EXERCISE REQUIREMENTS: Below are the records; copy each line in them that holds the word "name".

DATA EXTRACT:
- - - - -

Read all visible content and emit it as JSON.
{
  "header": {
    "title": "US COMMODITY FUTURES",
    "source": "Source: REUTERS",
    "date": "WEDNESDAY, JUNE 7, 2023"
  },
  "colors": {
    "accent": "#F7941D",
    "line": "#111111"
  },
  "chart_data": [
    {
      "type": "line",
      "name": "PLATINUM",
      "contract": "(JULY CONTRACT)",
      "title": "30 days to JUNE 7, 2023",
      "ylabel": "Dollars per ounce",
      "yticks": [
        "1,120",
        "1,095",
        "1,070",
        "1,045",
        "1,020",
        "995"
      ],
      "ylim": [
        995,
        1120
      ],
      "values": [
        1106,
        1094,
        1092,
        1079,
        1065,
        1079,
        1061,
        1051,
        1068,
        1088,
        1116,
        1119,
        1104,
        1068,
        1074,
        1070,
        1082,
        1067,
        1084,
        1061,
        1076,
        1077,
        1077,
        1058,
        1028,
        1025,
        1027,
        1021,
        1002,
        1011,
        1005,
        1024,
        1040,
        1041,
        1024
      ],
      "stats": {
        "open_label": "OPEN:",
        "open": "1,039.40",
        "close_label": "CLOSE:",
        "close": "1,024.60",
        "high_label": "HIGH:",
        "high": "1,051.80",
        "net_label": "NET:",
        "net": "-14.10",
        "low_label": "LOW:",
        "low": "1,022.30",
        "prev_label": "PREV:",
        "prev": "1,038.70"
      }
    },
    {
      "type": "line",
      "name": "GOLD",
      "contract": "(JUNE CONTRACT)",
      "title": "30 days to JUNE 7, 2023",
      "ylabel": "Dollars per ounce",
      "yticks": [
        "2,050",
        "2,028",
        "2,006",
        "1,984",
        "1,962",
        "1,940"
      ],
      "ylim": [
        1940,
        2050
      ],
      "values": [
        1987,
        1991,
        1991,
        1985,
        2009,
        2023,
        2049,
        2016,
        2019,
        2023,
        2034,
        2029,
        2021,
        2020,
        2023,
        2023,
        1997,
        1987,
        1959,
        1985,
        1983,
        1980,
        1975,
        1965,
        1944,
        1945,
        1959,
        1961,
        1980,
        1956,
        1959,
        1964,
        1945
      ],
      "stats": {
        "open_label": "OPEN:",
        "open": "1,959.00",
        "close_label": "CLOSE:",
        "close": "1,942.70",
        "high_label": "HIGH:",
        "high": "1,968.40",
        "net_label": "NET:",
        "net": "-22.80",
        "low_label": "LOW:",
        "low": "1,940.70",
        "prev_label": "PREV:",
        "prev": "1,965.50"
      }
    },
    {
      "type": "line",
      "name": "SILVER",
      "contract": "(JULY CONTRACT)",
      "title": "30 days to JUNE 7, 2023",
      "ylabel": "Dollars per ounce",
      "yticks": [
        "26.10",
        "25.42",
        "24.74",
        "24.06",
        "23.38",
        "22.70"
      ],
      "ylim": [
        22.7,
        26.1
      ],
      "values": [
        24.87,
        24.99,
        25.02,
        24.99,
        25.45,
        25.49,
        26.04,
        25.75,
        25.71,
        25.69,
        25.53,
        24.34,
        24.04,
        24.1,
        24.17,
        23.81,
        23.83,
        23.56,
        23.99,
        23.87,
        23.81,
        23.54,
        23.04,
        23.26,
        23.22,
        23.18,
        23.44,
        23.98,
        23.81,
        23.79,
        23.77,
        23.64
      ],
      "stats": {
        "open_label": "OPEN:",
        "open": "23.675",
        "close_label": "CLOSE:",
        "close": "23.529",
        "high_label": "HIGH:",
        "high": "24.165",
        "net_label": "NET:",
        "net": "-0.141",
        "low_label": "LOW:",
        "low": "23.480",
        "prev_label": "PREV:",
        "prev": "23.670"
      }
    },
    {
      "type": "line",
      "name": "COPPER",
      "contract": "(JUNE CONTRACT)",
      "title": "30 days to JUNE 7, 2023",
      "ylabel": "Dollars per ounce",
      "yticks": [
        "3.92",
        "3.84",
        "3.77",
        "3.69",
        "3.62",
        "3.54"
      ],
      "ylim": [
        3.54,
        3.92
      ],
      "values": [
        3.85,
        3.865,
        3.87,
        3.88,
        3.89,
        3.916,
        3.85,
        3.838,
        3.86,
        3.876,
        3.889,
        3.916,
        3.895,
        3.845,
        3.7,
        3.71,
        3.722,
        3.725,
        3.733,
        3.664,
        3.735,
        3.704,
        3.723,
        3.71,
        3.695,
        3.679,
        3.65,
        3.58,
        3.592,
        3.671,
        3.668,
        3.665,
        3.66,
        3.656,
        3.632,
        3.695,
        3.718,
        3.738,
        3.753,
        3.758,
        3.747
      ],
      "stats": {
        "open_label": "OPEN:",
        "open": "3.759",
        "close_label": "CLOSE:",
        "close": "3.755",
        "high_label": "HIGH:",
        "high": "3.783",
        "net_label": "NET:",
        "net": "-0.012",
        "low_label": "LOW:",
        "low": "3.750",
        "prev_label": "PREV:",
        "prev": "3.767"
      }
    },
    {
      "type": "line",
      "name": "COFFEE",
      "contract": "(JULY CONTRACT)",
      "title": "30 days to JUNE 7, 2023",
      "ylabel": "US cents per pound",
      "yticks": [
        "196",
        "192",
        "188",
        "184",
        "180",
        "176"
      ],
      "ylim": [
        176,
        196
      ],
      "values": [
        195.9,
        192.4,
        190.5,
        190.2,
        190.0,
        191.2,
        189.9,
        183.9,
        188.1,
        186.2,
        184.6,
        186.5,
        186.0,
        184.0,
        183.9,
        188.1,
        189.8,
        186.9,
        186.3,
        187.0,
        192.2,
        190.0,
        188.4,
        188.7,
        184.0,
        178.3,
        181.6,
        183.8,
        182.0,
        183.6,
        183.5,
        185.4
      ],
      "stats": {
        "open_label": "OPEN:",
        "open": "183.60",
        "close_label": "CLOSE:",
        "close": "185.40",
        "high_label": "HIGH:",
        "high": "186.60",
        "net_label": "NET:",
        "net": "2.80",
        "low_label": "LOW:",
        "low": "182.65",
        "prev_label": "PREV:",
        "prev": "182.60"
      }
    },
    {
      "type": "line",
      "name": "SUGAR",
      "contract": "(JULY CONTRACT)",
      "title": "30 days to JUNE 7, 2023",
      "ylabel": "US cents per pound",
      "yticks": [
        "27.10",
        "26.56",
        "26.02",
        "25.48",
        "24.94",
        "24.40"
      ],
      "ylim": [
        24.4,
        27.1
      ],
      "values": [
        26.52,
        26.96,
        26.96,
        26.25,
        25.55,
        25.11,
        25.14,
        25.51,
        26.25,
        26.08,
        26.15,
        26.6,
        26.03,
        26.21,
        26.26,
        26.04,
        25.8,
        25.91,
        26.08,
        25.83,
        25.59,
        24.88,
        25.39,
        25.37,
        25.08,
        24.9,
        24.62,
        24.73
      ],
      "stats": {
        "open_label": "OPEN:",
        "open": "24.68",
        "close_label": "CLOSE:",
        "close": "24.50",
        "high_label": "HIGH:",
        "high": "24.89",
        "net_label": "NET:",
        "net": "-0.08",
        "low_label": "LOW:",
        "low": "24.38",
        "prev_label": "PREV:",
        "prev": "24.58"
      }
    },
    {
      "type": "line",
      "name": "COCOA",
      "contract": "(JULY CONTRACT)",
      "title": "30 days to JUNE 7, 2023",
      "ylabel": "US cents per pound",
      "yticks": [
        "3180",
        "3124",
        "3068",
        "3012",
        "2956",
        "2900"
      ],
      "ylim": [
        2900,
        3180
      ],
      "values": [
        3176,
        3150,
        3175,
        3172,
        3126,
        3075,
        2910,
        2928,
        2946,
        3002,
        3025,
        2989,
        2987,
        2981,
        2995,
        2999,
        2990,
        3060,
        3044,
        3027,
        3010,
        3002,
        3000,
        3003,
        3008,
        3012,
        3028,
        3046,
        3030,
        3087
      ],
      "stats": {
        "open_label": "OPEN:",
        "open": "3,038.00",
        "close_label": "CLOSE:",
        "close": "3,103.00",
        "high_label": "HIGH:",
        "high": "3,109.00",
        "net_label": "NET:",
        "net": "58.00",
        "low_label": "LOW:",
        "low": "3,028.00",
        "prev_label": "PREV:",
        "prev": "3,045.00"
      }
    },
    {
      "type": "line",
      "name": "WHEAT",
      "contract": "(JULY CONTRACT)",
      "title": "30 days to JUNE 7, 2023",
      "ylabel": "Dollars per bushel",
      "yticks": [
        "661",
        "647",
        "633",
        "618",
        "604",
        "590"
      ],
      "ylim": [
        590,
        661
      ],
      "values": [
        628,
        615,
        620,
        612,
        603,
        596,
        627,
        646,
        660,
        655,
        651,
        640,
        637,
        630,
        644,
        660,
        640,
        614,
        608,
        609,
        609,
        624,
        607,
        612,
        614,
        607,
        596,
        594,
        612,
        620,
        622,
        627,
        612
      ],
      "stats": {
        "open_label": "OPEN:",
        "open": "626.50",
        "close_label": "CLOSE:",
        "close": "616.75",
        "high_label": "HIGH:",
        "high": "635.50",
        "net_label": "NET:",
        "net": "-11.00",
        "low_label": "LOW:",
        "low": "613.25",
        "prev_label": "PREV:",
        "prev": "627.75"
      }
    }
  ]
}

- - - - -

COMPLETED EXERCISE:
      "name": "PLATINUM",
      "name": "GOLD",
      "name": "SILVER",
      "name": "COPPER",
      "name": "COFFEE",
      "name": "SUGAR",
      "name": "COCOA",
      "name": "WHEAT",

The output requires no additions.